EXERCISE OBJECTIVE:
Copy every line of the listing exactly.

RECORD EXTRACTS:
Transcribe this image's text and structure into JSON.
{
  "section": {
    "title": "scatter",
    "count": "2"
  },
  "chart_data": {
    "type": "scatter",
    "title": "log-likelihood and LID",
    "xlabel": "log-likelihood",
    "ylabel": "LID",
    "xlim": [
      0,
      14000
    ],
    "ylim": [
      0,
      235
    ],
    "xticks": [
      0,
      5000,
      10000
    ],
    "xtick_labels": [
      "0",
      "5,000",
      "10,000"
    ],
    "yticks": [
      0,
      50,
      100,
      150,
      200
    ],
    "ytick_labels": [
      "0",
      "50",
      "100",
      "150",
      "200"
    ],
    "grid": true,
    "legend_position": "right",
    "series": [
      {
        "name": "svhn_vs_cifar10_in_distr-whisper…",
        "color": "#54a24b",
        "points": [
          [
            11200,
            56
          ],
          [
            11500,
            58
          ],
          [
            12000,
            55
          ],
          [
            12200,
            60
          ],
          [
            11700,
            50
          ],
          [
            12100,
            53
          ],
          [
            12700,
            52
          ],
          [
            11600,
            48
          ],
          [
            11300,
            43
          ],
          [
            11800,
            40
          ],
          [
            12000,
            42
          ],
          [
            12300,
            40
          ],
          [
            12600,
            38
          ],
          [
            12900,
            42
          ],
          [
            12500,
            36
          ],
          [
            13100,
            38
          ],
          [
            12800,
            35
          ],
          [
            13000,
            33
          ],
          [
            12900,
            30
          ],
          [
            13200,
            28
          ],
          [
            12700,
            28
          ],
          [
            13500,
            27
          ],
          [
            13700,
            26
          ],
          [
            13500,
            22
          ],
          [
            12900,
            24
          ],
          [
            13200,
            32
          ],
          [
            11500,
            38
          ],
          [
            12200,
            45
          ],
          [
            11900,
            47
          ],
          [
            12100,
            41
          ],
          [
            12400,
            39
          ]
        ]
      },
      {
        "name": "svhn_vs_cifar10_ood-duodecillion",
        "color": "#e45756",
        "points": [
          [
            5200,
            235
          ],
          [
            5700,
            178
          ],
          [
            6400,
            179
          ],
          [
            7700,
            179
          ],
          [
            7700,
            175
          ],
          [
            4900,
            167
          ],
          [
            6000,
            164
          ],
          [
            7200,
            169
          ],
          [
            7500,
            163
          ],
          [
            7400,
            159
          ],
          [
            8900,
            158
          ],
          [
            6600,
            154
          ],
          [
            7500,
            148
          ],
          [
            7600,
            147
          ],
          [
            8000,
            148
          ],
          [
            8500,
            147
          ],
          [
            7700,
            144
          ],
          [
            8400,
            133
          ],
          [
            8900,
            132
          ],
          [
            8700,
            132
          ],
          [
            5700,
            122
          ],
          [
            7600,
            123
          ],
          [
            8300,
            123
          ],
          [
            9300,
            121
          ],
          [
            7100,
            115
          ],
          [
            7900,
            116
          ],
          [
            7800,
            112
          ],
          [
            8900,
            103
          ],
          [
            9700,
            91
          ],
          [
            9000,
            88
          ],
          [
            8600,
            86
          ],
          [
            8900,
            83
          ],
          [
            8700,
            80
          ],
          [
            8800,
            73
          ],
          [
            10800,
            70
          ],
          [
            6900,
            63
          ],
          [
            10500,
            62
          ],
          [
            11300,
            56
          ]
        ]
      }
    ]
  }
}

FULL SOLUTION:
Transcribe this image's text and structure into JSON.
{
  "section": {
    "title": "scatter",
    "count": "2"
  },
  "chart_data": {
    "type": "scatter",
    "title": "log-likelihood and LID",
    "xlabel": "log-likelihood",
    "ylabel": "LID",
    "xlim": [
      0,
      14000
    ],
    "ylim": [
      0,
      235
    ],
    "xticks": [
      0,
      5000,
      10000
    ],
    "xtick_labels": [
      "0",
      "5,000",
      "10,000"
    ],
    "yticks": [
      0,
      50,
      100,
      150,
      200
    ],
    "ytick_labels": [
      "0",
      "50",
      "100",
      "150",
      "200"
    ],
    "grid": true,
    "legend_position": "right",
    "series": [
      {
        "name": "svhn_vs_cifar10_in_distr-whisper…",
        "color": "#54a24b",
        "points": [
          [
            11200,
            56
          ],
          [
            11500,
            58
          ],
          [
            12000,
            55
          ],
          [
            12200,
            60
          ],
          [
            11700,
            50
          ],
          [
            12100,
            53
          ],
          [
            12700,
            52
          ],
          [
            11600,
            48
          ],
          [
            11300,
            43
          ],
          [
            11800,
            40
          ],
          [
            12000,
            42
          ],
          [
            12300,
            40
          ],
          [
            12600,
            38
          ],
          [
            12900,
            42
          ],
          [
            12500,
            36
          ],
          [
            13100,
            38
          ],
          [
            12800,
            35
          ],
          [
            13000,
            33
          ],
          [
            12900,
            30
          ],
          [
            13200,
            28
          ],
          [
            12700,
            28
          ],
          [
            13500,
            27
          ],
          [
            13700,
            26
          ],
          [
            13500,
            22
          ],
          [
            12900,
            24
          ],
          [
            13200,
            32
          ],
          [
            11500,
            38
          ],
          [
            12200,
            45
          ],
          [
            11900,
            47
          ],
          [
            12100,
            41
          ],
          [
            12400,
            39
          ]
        ]
      },
      {
        "name": "svhn_vs_cifar10_ood-duodecillion",
        "color": "#e45756",
        "points": [
          [
            5200,
            235
          ],
          [
            5700,
            178
          ],
          [
            6400,
            179
          ],
          [
            7700,
            179
          ],
          [
            7700,
            175
          ],
          [
            4900,
            167
          ],
          [
            6000,
            164
          ],
          [
            7200,
            169
          ],
          [
            7500,
            163
          ],
          [
            7400,
            159
          ],
          [
            8900,
            158
          ],
          [
            6600,
            154
          ],
          [
            7500,
            148
          ],
          [
            7600,
            147
          ],
          [
            8000,
            148
          ],
          [
            8500,
            147
          ],
          [
            7700,
            144
          ],
          [
            8400,
            133
          ],
          [
            8900,
            132
          ],
          [
            8700,
            132
          ],
          [
            5700,
            122
          ],
          [
            7600,
            123
          ],
          [
            8300,
            123
          ],
          [
            9300,
            121
          ],
          [
            7100,
            115
          ],
          [
            7900,
            116
          ],
          [
            7800,
            112
          ],
          [
            8900,
            103
          ],
          [
            9700,
            91
          ],
          [
            9000,
            88
          ],
          [
            8600,
            86
          ],
          [
            8900,
            83
          ],
          [
            8700,
            80
          ],
          [
            8800,
            73
          ],
          [
            10800,
            70
          ],
          [
            6900,
            63
          ],
          [
            10500,
            62
          ],
          [
            11300,
            56
          ]
        ]
      }
    ]
  }
}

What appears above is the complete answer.